## Written task
Please write out the complete listing that follows, exactly as it reads.

## Data shown
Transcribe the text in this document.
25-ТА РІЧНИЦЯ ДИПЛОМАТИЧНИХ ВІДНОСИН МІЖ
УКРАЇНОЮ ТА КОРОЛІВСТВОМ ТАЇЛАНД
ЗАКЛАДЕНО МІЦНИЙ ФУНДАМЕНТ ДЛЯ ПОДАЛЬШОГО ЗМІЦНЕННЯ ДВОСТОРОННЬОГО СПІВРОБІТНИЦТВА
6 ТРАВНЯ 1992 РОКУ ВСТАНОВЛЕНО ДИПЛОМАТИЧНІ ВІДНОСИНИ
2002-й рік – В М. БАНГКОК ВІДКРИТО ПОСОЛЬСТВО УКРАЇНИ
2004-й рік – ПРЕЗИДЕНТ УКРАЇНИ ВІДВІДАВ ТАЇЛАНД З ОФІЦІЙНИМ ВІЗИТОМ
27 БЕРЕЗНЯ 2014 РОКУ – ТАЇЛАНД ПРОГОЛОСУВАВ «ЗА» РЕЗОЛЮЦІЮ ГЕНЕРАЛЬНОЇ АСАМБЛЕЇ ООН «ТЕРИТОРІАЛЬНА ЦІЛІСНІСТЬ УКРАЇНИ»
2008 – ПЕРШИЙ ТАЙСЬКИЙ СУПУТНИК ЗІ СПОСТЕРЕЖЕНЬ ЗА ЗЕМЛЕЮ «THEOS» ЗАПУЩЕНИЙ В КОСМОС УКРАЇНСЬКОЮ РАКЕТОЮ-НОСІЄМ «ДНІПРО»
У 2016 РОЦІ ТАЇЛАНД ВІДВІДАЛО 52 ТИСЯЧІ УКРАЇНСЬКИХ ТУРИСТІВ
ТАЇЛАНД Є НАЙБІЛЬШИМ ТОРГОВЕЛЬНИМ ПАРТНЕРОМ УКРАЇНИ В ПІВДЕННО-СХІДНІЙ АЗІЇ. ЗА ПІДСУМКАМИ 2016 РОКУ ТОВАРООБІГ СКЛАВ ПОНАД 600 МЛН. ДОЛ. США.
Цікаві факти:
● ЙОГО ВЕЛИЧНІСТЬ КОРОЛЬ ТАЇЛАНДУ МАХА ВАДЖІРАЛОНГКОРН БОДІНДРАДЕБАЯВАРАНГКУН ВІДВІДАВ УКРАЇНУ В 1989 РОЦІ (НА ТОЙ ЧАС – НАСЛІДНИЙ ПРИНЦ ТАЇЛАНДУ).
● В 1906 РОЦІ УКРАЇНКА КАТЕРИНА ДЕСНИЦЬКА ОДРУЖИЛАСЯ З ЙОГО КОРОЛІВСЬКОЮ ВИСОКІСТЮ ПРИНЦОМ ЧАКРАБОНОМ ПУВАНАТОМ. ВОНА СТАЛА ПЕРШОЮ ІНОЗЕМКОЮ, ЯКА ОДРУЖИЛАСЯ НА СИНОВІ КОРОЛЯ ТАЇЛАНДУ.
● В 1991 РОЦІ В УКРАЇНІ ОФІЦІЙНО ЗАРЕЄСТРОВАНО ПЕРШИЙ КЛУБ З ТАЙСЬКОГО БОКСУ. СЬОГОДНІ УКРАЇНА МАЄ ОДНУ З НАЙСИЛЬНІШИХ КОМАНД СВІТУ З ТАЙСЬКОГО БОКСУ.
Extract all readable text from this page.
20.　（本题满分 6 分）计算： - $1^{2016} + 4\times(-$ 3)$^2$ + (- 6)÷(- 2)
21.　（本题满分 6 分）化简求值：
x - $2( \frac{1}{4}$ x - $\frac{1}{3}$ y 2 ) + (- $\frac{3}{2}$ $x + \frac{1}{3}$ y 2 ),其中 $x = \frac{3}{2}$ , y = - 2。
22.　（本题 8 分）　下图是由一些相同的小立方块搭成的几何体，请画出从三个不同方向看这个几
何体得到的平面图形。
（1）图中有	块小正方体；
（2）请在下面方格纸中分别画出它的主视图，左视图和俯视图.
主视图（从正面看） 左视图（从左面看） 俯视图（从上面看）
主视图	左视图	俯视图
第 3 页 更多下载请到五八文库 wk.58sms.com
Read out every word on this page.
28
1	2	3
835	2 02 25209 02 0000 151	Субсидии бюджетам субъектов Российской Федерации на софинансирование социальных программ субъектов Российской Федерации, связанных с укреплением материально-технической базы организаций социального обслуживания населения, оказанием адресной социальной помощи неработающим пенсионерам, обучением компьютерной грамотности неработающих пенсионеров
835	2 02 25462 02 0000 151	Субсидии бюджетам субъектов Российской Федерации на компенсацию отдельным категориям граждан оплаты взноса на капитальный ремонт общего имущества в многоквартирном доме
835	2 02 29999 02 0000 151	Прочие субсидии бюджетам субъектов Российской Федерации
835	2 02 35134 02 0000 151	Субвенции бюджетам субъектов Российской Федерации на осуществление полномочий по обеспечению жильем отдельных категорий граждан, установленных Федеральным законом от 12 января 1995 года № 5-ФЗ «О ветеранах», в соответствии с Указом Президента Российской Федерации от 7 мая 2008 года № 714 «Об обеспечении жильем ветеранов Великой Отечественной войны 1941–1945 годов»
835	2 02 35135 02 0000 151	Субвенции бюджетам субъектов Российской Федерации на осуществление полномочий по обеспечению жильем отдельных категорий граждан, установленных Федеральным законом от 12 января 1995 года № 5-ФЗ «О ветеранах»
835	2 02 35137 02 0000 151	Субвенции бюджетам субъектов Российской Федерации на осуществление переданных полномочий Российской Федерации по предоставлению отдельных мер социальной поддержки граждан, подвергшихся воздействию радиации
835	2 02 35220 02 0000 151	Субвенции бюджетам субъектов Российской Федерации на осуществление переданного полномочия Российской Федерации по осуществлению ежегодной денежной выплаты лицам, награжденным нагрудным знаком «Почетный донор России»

## Final answer
Transcribe the text in this document.
25-ТА РІЧНИЦЯ ДИПЛОМАТИЧНИХ ВІДНОСИН МІЖ
УКРАЇНОЮ ТА КОРОЛІВСТВОМ ТАЇЛАНД
ЗАКЛАДЕНО МІЦНИЙ ФУНДАМЕНТ ДЛЯ ПОДАЛЬШОГО ЗМІЦНЕННЯ ДВОСТОРОННЬОГО СПІВРОБІТНИЦТВА
6 ТРАВНЯ 1992 РОКУ ВСТАНОВЛЕНО ДИПЛОМАТИЧНІ ВІДНОСИНИ
2002-й рік – В М. БАНГКОК ВІДКРИТО ПОСОЛЬСТВО УКРАЇНИ
2004-й рік – ПРЕЗИДЕНТ УКРАЇНИ ВІДВІДАВ ТАЇЛАНД З ОФІЦІЙНИМ ВІЗИТОМ
27 БЕРЕЗНЯ 2014 РОКУ – ТАЇЛАНД ПРОГОЛОСУВАВ «ЗА» РЕЗОЛЮЦІЮ ГЕНЕРАЛЬНОЇ АСАМБЛЕЇ ООН «ТЕРИТОРІАЛЬНА ЦІЛІСНІСТЬ УКРАЇНИ»
2008 – ПЕРШИЙ ТАЙСЬКИЙ СУПУТНИК ЗІ СПОСТЕРЕЖЕНЬ ЗА ЗЕМЛЕЮ «THEOS» ЗАПУЩЕНИЙ В КОСМОС УКРАЇНСЬКОЮ РАКЕТОЮ-НОСІЄМ «ДНІПРО»
У 2016 РОЦІ ТАЇЛАНД ВІДВІДАЛО 52 ТИСЯЧІ УКРАЇНСЬКИХ ТУРИСТІВ
ТАЇЛАНД Є НАЙБІЛЬШИМ ТОРГОВЕЛЬНИМ ПАРТНЕРОМ УКРАЇНИ В ПІВДЕННО-СХІДНІЙ АЗІЇ. ЗА ПІДСУМКАМИ 2016 РОКУ ТОВАРООБІГ СКЛАВ ПОНАД 600 МЛН. ДОЛ. США.
Цікаві факти:
● ЙОГО ВЕЛИЧНІСТЬ КОРОЛЬ ТАЇЛАНДУ МАХА ВАДЖІРАЛОНГКОРН БОДІНДРАДЕБАЯВАРАНГКУН ВІДВІДАВ УКРАЇНУ В 1989 РОЦІ (НА ТОЙ ЧАС – НАСЛІДНИЙ ПРИНЦ ТАЇЛАНДУ).
● В 1906 РОЦІ УКРАЇНКА КАТЕРИНА ДЕСНИЦЬКА ОДРУЖИЛАСЯ З ЙОГО КОРОЛІВСЬКОЮ ВИСОКІСТЮ ПРИНЦОМ ЧАКРАБОНОМ ПУВАНАТОМ. ВОНА СТАЛА ПЕРШОЮ ІНОЗЕМКОЮ, ЯКА ОДРУЖИЛАСЯ НА СИНОВІ КОРОЛЯ ТАЇЛАНДУ.
● В 1991 РОЦІ В УКРАЇНІ ОФІЦІЙНО ЗАРЕЄСТРОВАНО ПЕРШИЙ КЛУБ З ТАЙСЬКОГО БОКСУ. СЬОГОДНІ УКРАЇНА МАЄ ОДНУ З НАЙСИЛЬНІШИХ КОМАНД СВІТУ З ТАЙСЬКОГО БОКСУ.
Extract all readable text from this page.
20.　（本题满分 6 分）计算： - $1^{2016} + 4\times(-$ 3)$^2$ + (- 6)÷(- 2)
21.　（本题满分 6 分）化简求值：
x - $2( \frac{1}{4}$ x - $\frac{1}{3}$ y 2 ) + (- $\frac{3}{2}$ $x + \frac{1}{3}$ y 2 ),其中 $x = \frac{3}{2}$ , y = - 2。
22.　（本题 8 分）　下图是由一些相同的小立方块搭成的几何体，请画出从三个不同方向看这个几
何体得到的平面图形。
（1）图中有	块小正方体；
（2）请在下面方格纸中分别画出它的主视图，左视图和俯视图.
主视图（从正面看） 左视图（从左面看） 俯视图（从上面看）
主视图	左视图	俯视图
第 3 页 更多下载请到五八文库 wk.58sms.com
Read out every word on this page.
28
1	2	3
835	2 02 25209 02 0000 151	Субсидии бюджетам субъектов Российской Федерации на софинансирование социальных программ субъектов Российской Федерации, связанных с укреплением материально-технической базы организаций социального обслуживания населения, оказанием адресной социальной помощи неработающим пенсионерам, обучением компьютерной грамотности неработающих пенсионеров
835	2 02 25462 02 0000 151	Субсидии бюджетам субъектов Российской Федерации на компенсацию отдельным категориям граждан оплаты взноса на капитальный ремонт общего имущества в многоквартирном доме
835	2 02 29999 02 0000 151	Прочие субсидии бюджетам субъектов Российской Федерации
835	2 02 35134 02 0000 151	Субвенции бюджетам субъектов Российской Федерации на осуществление полномочий по обеспечению жильем отдельных категорий граждан, установленных Федеральным законом от 12 января 1995 года № 5-ФЗ «О ветеранах», в соответствии с Указом Президента Российской Федерации от 7 мая 2008 года № 714 «Об обеспечении жильем ветеранов Великой Отечественной войны 1941–1945 годов»
835	2 02 35135 02 0000 151	Субвенции бюджетам субъектов Российской Федерации на осуществление полномочий по обеспечению жильем отдельных категорий граждан, установленных Федеральным законом от 12 января 1995 года № 5-ФЗ «О ветеранах»
835	2 02 35137 02 0000 151	Субвенции бюджетам субъектов Российской Федерации на осуществление переданных полномочий Российской Федерации по предоставлению отдельных мер социальной поддержки граждан, подвергшихся воздействию радиации
835	2 02 35220 02 0000 151	Субвенции бюджетам субъектов Российской Федерации на осуществление переданного полномочия Российской Федерации по осуществлению ежегодной денежной выплаты лицам, награжденным нагрудным знаком «Почетный донор России»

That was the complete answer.